**Your objective:** Identify all lines of the data containing the string "Daily" and copy them.

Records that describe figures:
= = =

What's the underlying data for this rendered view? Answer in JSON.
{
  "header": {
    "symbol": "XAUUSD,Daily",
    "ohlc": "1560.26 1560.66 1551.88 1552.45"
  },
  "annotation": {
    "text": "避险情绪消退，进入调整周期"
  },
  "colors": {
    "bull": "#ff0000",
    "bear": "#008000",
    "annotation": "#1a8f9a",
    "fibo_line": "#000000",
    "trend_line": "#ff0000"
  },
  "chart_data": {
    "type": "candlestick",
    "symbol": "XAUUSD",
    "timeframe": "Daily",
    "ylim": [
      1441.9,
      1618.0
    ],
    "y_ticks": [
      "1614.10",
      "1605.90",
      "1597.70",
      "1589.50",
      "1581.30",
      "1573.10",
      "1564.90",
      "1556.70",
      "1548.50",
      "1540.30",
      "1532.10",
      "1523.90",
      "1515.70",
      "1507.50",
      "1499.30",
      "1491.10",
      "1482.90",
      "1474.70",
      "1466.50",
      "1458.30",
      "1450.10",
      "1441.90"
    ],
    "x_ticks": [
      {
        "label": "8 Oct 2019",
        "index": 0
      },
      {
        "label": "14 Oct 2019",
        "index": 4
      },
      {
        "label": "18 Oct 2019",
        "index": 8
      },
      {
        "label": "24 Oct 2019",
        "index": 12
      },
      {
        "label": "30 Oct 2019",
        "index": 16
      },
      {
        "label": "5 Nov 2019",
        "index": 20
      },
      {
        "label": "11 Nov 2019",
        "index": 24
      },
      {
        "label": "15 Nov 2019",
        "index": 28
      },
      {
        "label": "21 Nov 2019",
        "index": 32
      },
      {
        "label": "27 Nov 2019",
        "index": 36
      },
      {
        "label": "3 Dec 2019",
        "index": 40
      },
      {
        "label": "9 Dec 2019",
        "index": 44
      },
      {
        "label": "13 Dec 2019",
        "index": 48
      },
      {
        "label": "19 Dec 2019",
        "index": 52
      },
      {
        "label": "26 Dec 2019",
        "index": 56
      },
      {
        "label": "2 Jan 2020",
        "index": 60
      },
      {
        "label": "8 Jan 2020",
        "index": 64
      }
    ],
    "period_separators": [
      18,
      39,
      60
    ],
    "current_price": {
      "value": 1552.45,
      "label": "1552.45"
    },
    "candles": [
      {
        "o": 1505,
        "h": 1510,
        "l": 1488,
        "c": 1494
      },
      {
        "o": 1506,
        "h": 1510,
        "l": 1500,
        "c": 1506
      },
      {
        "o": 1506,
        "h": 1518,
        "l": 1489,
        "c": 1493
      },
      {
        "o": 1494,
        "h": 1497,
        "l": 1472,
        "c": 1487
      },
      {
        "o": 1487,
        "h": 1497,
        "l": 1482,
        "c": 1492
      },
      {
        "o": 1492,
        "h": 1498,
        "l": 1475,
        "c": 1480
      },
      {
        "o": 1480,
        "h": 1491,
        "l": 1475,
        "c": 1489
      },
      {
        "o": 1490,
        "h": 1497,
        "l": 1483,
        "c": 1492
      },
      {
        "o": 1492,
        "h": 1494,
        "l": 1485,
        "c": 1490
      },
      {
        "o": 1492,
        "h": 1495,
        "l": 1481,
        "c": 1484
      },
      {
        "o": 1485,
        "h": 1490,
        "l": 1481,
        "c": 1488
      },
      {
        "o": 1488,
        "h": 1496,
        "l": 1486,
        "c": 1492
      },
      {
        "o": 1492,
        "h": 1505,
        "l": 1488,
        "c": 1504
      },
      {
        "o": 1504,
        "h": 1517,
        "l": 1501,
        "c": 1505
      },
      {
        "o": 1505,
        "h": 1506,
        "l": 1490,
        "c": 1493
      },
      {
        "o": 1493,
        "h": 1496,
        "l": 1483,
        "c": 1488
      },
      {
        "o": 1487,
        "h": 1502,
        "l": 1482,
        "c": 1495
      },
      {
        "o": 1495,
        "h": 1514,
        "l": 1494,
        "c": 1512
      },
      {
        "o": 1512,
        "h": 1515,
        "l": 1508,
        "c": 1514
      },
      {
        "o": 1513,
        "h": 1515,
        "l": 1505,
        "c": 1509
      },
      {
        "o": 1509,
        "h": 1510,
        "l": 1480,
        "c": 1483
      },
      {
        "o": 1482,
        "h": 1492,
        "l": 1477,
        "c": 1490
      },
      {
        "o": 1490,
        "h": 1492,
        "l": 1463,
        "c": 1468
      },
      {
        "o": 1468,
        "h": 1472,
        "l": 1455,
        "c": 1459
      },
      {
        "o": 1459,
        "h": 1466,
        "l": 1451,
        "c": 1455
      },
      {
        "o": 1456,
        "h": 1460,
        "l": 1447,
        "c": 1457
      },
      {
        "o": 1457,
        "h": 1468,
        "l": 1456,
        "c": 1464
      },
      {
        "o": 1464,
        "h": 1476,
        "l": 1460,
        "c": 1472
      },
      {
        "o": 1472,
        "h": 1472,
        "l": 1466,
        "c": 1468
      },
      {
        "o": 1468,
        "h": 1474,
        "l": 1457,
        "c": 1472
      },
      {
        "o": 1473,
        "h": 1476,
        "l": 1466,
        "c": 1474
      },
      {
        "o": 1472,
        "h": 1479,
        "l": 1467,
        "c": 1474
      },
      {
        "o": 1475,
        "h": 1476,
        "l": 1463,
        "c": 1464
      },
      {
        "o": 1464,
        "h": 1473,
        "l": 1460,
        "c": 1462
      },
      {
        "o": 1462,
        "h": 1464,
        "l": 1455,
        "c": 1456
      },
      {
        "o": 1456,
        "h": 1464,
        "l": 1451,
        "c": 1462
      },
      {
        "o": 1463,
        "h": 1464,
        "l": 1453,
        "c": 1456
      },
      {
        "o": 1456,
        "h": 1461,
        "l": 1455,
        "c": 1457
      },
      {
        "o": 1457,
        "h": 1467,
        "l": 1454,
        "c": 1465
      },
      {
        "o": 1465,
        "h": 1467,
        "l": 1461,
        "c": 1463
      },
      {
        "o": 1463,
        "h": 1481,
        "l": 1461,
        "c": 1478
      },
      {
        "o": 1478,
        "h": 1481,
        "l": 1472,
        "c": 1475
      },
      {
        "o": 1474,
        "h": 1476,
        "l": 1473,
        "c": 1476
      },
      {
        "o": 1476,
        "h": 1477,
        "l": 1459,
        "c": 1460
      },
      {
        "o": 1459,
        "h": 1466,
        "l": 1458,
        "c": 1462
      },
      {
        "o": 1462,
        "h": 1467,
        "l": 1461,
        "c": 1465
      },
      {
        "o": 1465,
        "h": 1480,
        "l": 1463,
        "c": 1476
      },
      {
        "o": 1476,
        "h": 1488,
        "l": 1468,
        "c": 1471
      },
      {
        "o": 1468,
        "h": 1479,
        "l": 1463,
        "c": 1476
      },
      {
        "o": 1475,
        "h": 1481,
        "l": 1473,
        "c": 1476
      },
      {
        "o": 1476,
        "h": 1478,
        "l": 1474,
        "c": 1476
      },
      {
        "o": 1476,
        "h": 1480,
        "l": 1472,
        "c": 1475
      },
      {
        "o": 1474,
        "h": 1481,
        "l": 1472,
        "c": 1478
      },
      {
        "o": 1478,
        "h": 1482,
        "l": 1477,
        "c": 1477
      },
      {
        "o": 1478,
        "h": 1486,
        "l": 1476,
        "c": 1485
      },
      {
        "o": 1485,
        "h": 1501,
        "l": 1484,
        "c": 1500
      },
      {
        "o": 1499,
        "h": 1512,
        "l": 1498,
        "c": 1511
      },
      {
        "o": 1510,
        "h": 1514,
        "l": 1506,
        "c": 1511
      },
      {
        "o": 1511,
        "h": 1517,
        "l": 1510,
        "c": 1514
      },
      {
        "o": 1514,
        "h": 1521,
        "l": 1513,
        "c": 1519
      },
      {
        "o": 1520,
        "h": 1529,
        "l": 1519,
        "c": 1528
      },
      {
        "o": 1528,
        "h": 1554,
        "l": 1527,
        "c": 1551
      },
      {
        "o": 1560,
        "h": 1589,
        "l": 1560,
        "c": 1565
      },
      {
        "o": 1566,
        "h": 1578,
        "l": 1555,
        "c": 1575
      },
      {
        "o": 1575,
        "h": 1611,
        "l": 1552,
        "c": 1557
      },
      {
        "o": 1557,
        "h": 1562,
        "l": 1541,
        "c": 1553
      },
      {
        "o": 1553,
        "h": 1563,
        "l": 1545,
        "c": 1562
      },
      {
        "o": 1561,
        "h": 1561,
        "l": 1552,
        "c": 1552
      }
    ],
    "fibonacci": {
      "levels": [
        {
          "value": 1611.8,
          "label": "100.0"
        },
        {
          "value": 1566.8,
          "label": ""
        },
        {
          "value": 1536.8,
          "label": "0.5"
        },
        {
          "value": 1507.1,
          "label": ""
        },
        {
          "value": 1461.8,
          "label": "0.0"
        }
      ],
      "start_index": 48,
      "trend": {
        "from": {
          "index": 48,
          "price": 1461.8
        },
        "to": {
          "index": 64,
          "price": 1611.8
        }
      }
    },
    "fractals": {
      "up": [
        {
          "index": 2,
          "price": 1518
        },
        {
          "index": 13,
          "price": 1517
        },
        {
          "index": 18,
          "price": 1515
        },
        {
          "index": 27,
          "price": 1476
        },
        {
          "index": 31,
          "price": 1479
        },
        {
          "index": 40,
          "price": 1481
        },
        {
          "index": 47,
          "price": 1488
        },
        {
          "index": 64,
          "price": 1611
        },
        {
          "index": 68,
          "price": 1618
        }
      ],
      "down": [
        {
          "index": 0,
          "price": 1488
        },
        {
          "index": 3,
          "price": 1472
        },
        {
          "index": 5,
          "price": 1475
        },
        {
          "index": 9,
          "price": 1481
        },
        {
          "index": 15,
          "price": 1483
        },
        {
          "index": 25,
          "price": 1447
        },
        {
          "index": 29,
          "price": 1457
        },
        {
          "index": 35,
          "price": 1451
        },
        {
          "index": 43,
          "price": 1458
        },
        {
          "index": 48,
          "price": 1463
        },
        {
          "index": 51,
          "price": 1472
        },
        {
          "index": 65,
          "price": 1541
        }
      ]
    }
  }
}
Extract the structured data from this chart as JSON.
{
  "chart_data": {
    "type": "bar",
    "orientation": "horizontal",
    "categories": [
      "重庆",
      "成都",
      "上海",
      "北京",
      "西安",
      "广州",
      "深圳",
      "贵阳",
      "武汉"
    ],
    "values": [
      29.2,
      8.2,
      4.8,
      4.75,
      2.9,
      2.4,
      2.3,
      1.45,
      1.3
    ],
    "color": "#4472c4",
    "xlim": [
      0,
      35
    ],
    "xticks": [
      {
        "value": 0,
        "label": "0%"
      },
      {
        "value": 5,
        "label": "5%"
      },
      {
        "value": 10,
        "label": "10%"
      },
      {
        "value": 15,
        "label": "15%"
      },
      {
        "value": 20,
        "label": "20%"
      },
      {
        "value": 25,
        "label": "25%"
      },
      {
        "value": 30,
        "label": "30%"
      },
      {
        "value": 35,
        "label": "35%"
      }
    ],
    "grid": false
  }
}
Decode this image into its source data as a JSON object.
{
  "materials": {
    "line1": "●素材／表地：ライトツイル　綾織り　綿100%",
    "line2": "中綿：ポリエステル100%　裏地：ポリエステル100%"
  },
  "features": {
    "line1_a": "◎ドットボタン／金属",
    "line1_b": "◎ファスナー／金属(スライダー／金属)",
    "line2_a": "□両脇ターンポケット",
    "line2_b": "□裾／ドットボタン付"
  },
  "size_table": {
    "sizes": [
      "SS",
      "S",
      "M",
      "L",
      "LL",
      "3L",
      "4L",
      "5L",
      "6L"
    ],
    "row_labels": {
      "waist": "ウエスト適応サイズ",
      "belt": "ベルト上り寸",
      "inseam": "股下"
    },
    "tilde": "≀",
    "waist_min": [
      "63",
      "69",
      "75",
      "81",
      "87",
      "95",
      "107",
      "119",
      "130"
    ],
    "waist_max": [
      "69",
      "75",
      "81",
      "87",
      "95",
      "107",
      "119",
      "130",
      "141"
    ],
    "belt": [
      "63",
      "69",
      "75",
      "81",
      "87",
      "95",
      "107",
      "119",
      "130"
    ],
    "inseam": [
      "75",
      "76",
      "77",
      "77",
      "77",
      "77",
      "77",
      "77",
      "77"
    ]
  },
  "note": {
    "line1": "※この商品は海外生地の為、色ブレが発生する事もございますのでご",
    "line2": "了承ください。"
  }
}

= = =

**Result of this task:**
    "symbol": "XAUUSD,Daily",
    "timeframe": "Daily",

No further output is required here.